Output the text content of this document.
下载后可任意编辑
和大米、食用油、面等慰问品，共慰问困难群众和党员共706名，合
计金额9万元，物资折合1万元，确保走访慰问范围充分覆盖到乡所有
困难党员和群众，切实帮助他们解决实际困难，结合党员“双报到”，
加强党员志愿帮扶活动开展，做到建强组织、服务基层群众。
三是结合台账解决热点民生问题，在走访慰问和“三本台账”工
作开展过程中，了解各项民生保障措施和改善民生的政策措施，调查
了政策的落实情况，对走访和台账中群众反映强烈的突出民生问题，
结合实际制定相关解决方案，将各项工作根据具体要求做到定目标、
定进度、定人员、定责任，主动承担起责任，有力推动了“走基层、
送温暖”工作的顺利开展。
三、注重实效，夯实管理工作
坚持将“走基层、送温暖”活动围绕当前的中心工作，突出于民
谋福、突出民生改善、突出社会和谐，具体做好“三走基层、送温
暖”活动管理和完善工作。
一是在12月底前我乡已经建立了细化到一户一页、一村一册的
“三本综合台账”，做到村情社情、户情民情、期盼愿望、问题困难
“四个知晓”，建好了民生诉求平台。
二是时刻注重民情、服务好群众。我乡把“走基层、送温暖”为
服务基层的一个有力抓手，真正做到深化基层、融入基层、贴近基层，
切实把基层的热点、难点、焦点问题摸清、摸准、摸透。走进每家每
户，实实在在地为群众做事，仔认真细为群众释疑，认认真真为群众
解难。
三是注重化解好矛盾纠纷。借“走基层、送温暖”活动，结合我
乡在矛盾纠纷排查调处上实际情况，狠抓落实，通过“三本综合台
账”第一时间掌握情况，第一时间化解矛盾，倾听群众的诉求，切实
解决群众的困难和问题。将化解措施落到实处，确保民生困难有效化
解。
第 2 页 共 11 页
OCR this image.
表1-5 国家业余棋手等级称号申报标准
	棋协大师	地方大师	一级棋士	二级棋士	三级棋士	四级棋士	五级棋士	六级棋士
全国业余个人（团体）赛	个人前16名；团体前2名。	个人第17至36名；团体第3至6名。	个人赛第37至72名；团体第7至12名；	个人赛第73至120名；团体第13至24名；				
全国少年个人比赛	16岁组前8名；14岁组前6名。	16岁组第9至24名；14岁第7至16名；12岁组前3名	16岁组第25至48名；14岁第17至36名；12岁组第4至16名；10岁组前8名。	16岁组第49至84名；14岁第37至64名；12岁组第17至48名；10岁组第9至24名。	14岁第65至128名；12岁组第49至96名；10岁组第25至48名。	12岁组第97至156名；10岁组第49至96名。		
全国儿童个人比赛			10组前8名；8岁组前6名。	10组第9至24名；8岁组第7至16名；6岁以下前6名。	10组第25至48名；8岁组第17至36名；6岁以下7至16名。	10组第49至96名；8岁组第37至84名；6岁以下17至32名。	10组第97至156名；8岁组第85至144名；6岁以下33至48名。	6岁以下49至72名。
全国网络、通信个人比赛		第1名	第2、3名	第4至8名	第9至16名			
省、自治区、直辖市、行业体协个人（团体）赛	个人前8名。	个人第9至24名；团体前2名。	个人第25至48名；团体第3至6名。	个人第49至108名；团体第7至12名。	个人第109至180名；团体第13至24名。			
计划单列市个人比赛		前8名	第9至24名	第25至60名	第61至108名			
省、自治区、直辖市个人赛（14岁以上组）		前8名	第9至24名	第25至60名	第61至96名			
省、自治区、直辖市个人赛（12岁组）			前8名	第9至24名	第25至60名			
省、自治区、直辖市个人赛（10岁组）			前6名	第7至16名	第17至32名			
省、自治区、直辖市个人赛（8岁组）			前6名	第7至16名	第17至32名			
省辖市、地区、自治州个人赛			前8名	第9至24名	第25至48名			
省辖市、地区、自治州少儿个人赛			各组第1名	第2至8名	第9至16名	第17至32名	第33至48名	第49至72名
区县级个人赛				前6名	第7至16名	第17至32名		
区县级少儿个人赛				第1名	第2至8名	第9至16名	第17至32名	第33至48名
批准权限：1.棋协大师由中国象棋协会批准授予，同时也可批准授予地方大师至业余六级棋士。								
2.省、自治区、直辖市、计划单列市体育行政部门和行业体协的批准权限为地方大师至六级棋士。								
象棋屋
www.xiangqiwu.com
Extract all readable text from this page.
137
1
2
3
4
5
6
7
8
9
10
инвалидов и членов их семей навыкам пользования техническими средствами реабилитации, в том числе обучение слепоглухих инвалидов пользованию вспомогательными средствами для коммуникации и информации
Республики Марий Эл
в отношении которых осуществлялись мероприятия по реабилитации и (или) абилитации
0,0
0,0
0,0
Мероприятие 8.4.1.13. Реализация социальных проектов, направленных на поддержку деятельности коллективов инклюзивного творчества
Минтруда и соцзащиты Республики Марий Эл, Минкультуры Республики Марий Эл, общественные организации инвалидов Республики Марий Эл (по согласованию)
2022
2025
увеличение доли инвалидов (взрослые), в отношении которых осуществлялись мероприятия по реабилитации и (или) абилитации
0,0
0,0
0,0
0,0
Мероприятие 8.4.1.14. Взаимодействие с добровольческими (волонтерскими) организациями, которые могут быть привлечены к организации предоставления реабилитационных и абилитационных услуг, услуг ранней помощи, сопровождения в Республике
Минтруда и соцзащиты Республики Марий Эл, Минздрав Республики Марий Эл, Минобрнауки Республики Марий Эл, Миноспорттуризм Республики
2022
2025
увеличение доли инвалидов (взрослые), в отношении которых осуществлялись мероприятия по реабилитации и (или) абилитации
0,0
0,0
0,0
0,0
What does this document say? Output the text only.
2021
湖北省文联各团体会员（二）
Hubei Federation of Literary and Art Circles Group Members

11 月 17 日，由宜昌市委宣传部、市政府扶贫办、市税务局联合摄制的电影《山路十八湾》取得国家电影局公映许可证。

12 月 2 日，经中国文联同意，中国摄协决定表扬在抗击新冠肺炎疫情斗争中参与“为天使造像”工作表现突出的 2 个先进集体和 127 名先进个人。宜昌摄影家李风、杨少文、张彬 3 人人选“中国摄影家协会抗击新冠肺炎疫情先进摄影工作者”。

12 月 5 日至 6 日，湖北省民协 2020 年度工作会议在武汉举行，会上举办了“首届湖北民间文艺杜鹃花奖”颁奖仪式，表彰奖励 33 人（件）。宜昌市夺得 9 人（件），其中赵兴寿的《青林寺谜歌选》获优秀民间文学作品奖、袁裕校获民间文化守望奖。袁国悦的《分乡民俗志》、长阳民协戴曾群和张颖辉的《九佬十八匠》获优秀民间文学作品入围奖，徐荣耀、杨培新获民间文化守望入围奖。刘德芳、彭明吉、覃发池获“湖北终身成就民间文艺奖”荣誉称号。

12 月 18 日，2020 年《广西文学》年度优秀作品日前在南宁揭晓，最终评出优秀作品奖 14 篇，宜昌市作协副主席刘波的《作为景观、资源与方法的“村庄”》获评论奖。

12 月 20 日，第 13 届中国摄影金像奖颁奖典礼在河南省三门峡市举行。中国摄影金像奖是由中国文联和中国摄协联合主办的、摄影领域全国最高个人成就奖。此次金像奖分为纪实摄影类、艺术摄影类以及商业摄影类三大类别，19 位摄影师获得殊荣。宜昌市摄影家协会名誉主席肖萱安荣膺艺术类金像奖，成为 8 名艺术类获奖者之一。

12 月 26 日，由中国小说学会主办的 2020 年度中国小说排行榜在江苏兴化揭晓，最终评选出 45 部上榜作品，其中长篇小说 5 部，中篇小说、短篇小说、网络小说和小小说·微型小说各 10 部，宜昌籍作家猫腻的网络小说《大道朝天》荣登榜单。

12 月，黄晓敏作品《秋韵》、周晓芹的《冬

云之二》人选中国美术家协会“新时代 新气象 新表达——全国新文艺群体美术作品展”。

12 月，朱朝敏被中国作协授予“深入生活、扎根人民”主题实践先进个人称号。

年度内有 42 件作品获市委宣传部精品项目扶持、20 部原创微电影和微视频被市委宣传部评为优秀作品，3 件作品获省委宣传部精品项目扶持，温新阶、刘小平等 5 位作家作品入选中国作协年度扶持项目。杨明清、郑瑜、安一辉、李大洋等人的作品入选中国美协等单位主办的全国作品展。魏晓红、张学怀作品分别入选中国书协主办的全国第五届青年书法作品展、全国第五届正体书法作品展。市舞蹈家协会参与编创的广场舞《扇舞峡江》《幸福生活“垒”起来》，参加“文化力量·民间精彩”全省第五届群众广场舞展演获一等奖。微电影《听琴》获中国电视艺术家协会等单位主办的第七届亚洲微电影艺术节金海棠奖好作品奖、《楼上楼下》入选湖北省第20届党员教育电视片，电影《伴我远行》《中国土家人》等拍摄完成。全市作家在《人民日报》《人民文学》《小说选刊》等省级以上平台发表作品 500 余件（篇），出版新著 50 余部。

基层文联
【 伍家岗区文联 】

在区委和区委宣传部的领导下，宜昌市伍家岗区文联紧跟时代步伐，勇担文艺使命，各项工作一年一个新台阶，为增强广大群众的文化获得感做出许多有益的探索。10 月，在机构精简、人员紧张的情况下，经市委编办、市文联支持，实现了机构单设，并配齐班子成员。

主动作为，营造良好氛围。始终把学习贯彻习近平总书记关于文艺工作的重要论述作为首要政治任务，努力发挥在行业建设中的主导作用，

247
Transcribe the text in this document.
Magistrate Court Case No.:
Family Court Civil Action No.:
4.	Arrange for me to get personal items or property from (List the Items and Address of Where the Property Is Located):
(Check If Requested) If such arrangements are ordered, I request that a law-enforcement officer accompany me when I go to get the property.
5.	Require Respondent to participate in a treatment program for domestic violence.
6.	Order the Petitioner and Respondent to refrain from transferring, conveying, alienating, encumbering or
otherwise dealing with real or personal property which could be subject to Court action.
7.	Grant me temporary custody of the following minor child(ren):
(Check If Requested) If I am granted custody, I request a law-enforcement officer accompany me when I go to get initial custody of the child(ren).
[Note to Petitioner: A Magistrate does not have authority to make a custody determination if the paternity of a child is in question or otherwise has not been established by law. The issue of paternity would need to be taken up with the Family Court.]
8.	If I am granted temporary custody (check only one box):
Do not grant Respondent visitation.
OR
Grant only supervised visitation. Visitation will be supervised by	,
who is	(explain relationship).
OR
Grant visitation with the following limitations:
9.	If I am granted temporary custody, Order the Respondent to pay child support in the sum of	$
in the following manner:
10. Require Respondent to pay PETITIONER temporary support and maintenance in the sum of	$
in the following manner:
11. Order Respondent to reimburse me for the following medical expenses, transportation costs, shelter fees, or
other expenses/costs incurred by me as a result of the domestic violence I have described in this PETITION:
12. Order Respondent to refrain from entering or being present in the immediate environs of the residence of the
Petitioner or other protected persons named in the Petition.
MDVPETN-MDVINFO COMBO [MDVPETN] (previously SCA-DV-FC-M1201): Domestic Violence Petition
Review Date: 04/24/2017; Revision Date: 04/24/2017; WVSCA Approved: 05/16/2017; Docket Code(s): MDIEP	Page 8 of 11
• • • •
[WORK INSTRUCTIONS] Identify all lines in the records above with the word "Magistrate".

[SOLUTION TO THIS PROBLEM]
Magistrate Court Case No.:
[Note to Petitioner: A Magistrate does not have authority to make a custody determination if the paternity of a child is in question or otherwise has not been established by law. The issue of paternity would need to be taken up with the Family Court.]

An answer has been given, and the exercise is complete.